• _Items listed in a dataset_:
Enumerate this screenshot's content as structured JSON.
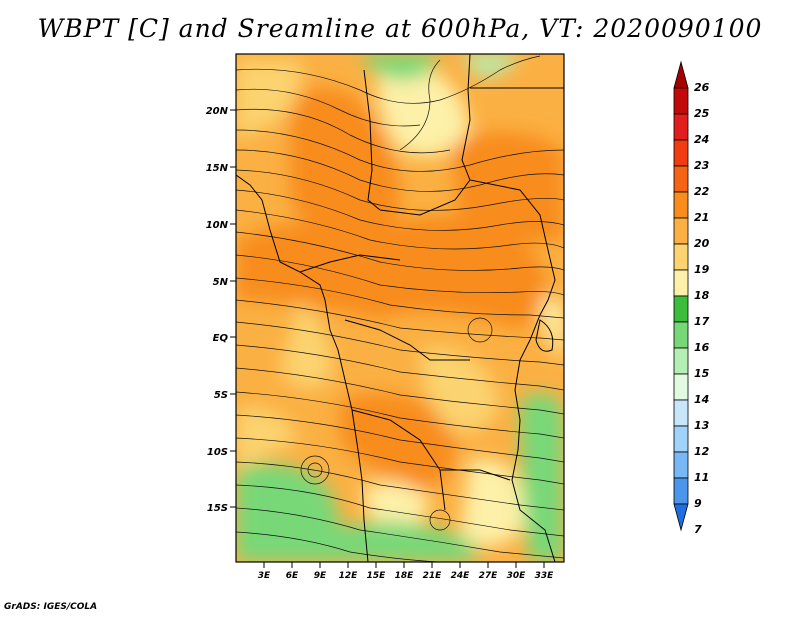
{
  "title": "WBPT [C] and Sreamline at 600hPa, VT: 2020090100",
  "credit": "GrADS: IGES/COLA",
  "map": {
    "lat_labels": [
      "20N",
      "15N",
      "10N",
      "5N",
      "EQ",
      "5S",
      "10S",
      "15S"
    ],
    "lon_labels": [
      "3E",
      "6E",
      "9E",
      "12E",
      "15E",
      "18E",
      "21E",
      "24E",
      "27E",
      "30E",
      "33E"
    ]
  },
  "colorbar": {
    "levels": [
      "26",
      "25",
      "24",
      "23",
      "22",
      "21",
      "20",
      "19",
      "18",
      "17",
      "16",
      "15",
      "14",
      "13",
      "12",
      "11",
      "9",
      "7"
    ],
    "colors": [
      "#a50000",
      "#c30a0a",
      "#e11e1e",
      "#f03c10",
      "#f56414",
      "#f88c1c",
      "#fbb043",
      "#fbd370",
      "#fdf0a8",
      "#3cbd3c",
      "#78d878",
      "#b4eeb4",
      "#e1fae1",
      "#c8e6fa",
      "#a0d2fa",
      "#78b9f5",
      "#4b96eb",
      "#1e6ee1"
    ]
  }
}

• _DIRECTIVE_:
The pictures in the entries should be left out; output everything else exactly.

• _COMPLETED EXERCISE_:
Enumerate this screenshot's content as structured JSON.
{
  "title": "WBPT [C] and Sreamline at 600hPa, VT: 2020090100",
  "credit": "GrADS: IGES/COLA",
  "map": {
    "lat_labels": [
      "20N",
      "15N",
      "10N",
      "5N",
      "EQ",
      "5S",
      "10S",
      "15S"
    ],
    "lon_labels": [
      "3E",
      "6E",
      "9E",
      "12E",
      "15E",
      "18E",
      "21E",
      "24E",
      "27E",
      "30E",
      "33E"
    ]
  },
  "colorbar": {
    "levels": [
      "26",
      "25",
      "24",
      "23",
      "22",
      "21",
      "20",
      "19",
      "18",
      "17",
      "16",
      "15",
      "14",
      "13",
      "12",
      "11",
      "9",
      "7"
    ],
    "colors": [
      "#a50000",
      "#c30a0a",
      "#e11e1e",
      "#f03c10",
      "#f56414",
      "#f88c1c",
      "#fbb043",
      "#fbd370",
      "#fdf0a8",
      "#3cbd3c",
      "#78d878",
      "#b4eeb4",
      "#e1fae1",
      "#c8e6fa",
      "#a0d2fa",
      "#78b9f5",
      "#4b96eb",
      "#1e6ee1"
    ]
  }
}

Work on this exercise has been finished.